The entire listing is to be repeated verbatim.

******************************

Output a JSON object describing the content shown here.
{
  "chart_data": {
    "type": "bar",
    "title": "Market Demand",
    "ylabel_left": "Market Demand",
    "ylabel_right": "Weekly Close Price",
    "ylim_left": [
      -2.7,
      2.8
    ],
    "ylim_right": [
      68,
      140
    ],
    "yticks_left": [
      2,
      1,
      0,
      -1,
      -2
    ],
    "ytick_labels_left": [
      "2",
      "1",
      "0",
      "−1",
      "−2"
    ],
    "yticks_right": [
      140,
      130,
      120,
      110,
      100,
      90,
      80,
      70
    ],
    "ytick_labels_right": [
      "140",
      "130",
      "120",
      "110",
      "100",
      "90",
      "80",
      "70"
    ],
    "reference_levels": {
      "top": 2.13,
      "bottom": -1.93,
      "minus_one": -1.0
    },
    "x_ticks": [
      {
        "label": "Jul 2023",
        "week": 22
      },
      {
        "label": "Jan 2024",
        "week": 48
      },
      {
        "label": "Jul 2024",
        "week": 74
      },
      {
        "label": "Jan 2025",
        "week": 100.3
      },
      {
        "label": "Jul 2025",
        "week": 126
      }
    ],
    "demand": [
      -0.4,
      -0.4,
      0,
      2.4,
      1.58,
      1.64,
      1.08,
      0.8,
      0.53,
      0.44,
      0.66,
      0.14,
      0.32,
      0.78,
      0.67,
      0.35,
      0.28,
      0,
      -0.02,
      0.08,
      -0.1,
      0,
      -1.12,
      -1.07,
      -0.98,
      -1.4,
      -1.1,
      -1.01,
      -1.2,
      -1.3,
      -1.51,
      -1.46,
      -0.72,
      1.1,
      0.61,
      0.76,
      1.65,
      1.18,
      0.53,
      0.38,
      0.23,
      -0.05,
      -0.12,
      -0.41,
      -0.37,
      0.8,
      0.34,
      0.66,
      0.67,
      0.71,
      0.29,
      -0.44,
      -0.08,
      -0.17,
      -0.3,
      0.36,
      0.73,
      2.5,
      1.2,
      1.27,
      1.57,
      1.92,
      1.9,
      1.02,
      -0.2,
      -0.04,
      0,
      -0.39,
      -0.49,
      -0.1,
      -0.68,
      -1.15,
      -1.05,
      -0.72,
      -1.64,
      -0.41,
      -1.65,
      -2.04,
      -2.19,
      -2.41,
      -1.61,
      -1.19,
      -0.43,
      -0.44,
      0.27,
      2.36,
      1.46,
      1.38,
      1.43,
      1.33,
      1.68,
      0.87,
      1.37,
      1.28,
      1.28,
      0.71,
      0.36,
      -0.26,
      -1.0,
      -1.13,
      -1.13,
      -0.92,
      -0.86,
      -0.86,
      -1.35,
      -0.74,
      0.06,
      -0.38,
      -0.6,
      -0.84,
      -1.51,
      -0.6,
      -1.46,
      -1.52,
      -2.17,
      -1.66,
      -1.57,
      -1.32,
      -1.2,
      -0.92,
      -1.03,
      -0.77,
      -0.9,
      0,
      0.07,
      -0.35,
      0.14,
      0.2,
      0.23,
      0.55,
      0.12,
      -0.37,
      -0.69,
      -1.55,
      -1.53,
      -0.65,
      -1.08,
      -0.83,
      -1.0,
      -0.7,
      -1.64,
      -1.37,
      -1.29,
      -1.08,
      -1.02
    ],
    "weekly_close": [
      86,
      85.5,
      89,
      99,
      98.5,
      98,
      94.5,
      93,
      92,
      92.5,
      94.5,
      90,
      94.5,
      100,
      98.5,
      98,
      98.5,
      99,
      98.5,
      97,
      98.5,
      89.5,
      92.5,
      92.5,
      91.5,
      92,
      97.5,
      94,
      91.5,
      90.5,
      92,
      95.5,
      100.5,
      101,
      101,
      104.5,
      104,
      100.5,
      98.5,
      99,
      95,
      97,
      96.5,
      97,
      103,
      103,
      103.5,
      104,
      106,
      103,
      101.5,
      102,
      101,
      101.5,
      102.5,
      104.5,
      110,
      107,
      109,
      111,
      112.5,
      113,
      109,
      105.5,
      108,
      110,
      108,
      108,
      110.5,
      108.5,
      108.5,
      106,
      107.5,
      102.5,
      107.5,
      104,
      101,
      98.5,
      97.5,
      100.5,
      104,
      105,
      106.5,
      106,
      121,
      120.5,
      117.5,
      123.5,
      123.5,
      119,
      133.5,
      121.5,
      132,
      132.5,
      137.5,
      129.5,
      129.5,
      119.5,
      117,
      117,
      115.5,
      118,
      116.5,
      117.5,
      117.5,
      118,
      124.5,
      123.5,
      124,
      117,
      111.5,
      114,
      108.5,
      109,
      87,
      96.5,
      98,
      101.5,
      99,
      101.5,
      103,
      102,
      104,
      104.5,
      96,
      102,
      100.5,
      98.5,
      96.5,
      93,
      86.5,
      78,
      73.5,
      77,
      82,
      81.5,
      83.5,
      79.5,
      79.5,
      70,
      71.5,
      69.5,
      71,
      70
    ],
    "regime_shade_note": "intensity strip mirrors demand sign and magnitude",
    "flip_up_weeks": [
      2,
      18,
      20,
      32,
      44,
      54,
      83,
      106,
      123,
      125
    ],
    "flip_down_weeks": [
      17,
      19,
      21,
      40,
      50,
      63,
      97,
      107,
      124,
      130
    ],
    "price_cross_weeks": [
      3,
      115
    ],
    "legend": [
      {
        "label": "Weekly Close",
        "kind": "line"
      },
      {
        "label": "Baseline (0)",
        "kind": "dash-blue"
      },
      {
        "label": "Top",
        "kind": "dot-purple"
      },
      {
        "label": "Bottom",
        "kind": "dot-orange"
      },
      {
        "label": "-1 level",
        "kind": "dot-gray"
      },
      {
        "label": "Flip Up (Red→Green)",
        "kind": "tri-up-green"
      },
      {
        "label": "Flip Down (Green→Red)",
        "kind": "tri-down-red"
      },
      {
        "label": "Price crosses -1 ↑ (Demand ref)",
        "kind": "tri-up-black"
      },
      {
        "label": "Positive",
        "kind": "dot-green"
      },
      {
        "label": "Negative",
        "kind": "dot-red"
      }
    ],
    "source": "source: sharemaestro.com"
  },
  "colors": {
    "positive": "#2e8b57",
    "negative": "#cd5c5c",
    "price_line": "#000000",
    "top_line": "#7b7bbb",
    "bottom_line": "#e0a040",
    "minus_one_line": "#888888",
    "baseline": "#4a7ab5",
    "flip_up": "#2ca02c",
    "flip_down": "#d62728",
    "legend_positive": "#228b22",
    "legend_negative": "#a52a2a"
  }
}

******************************

### SOLUTION FOR THIS TASK
Output a JSON object describing the content shown here.
{
  "chart_data": {
    "type": "bar",
    "title": "Market Demand",
    "ylabel_left": "Market Demand",
    "ylabel_right": "Weekly Close Price",
    "ylim_left": [
      -2.7,
      2.8
    ],
    "ylim_right": [
      68,
      140
    ],
    "yticks_left": [
      2,
      1,
      0,
      -1,
      -2
    ],
    "ytick_labels_left": [
      "2",
      "1",
      "0",
      "−1",
      "−2"
    ],
    "yticks_right": [
      140,
      130,
      120,
      110,
      100,
      90,
      80,
      70
    ],
    "ytick_labels_right": [
      "140",
      "130",
      "120",
      "110",
      "100",
      "90",
      "80",
      "70"
    ],
    "reference_levels": {
      "top": 2.13,
      "bottom": -1.93,
      "minus_one": -1.0
    },
    "x_ticks": [
      {
        "label": "Jul 2023",
        "week": 22
      },
      {
        "label": "Jan 2024",
        "week": 48
      },
      {
        "label": "Jul 2024",
        "week": 74
      },
      {
        "label": "Jan 2025",
        "week": 100.3
      },
      {
        "label": "Jul 2025",
        "week": 126
      }
    ],
    "demand": [
      -0.4,
      -0.4,
      0,
      2.4,
      1.58,
      1.64,
      1.08,
      0.8,
      0.53,
      0.44,
      0.66,
      0.14,
      0.32,
      0.78,
      0.67,
      0.35,
      0.28,
      0,
      -0.02,
      0.08,
      -0.1,
      0,
      -1.12,
      -1.07,
      -0.98,
      -1.4,
      -1.1,
      -1.01,
      -1.2,
      -1.3,
      -1.51,
      -1.46,
      -0.72,
      1.1,
      0.61,
      0.76,
      1.65,
      1.18,
      0.53,
      0.38,
      0.23,
      -0.05,
      -0.12,
      -0.41,
      -0.37,
      0.8,
      0.34,
      0.66,
      0.67,
      0.71,
      0.29,
      -0.44,
      -0.08,
      -0.17,
      -0.3,
      0.36,
      0.73,
      2.5,
      1.2,
      1.27,
      1.57,
      1.92,
      1.9,
      1.02,
      -0.2,
      -0.04,
      0,
      -0.39,
      -0.49,
      -0.1,
      -0.68,
      -1.15,
      -1.05,
      -0.72,
      -1.64,
      -0.41,
      -1.65,
      -2.04,
      -2.19,
      -2.41,
      -1.61,
      -1.19,
      -0.43,
      -0.44,
      0.27,
      2.36,
      1.46,
      1.38,
      1.43,
      1.33,
      1.68,
      0.87,
      1.37,
      1.28,
      1.28,
      0.71,
      0.36,
      -0.26,
      -1.0,
      -1.13,
      -1.13,
      -0.92,
      -0.86,
      -0.86,
      -1.35,
      -0.74,
      0.06,
      -0.38,
      -0.6,
      -0.84,
      -1.51,
      -0.6,
      -1.46,
      -1.52,
      -2.17,
      -1.66,
      -1.57,
      -1.32,
      -1.2,
      -0.92,
      -1.03,
      -0.77,
      -0.9,
      0,
      0.07,
      -0.35,
      0.14,
      0.2,
      0.23,
      0.55,
      0.12,
      -0.37,
      -0.69,
      -1.55,
      -1.53,
      -0.65,
      -1.08,
      -0.83,
      -1.0,
      -0.7,
      -1.64,
      -1.37,
      -1.29,
      -1.08,
      -1.02
    ],
    "weekly_close": [
      86,
      85.5,
      89,
      99,
      98.5,
      98,
      94.5,
      93,
      92,
      92.5,
      94.5,
      90,
      94.5,
      100,
      98.5,
      98,
      98.5,
      99,
      98.5,
      97,
      98.5,
      89.5,
      92.5,
      92.5,
      91.5,
      92,
      97.5,
      94,
      91.5,
      90.5,
      92,
      95.5,
      100.5,
      101,
      101,
      104.5,
      104,
      100.5,
      98.5,
      99,
      95,
      97,
      96.5,
      97,
      103,
      103,
      103.5,
      104,
      106,
      103,
      101.5,
      102,
      101,
      101.5,
      102.5,
      104.5,
      110,
      107,
      109,
      111,
      112.5,
      113,
      109,
      105.5,
      108,
      110,
      108,
      108,
      110.5,
      108.5,
      108.5,
      106,
      107.5,
      102.5,
      107.5,
      104,
      101,
      98.5,
      97.5,
      100.5,
      104,
      105,
      106.5,
      106,
      121,
      120.5,
      117.5,
      123.5,
      123.5,
      119,
      133.5,
      121.5,
      132,
      132.5,
      137.5,
      129.5,
      129.5,
      119.5,
      117,
      117,
      115.5,
      118,
      116.5,
      117.5,
      117.5,
      118,
      124.5,
      123.5,
      124,
      117,
      111.5,
      114,
      108.5,
      109,
      87,
      96.5,
      98,
      101.5,
      99,
      101.5,
      103,
      102,
      104,
      104.5,
      96,
      102,
      100.5,
      98.5,
      96.5,
      93,
      86.5,
      78,
      73.5,
      77,
      82,
      81.5,
      83.5,
      79.5,
      79.5,
      70,
      71.5,
      69.5,
      71,
      70
    ],
    "regime_shade_note": "intensity strip mirrors demand sign and magnitude",
    "flip_up_weeks": [
      2,
      18,
      20,
      32,
      44,
      54,
      83,
      106,
      123,
      125
    ],
    "flip_down_weeks": [
      17,
      19,
      21,
      40,
      50,
      63,
      97,
      107,
      124,
      130
    ],
    "price_cross_weeks": [
      3,
      115
    ],
    "legend": [
      {
        "label": "Weekly Close",
        "kind": "line"
      },
      {
        "label": "Baseline (0)",
        "kind": "dash-blue"
      },
      {
        "label": "Top",
        "kind": "dot-purple"
      },
      {
        "label": "Bottom",
        "kind": "dot-orange"
      },
      {
        "label": "-1 level",
        "kind": "dot-gray"
      },
      {
        "label": "Flip Up (Red→Green)",
        "kind": "tri-up-green"
      },
      {
        "label": "Flip Down (Green→Red)",
        "kind": "tri-down-red"
      },
      {
        "label": "Price crosses -1 ↑ (Demand ref)",
        "kind": "tri-up-black"
      },
      {
        "label": "Positive",
        "kind": "dot-green"
      },
      {
        "label": "Negative",
        "kind": "dot-red"
      }
    ],
    "source": "source: sharemaestro.com"
  },
  "colors": {
    "positive": "#2e8b57",
    "negative": "#cd5c5c",
    "price_line": "#000000",
    "top_line": "#7b7bbb",
    "bottom_line": "#e0a040",
    "minus_one_line": "#888888",
    "baseline": "#4a7ab5",
    "flip_up": "#2ca02c",
    "flip_down": "#d62728",
    "legend_positive": "#228b22",
    "legend_negative": "#a52a2a"
  }
}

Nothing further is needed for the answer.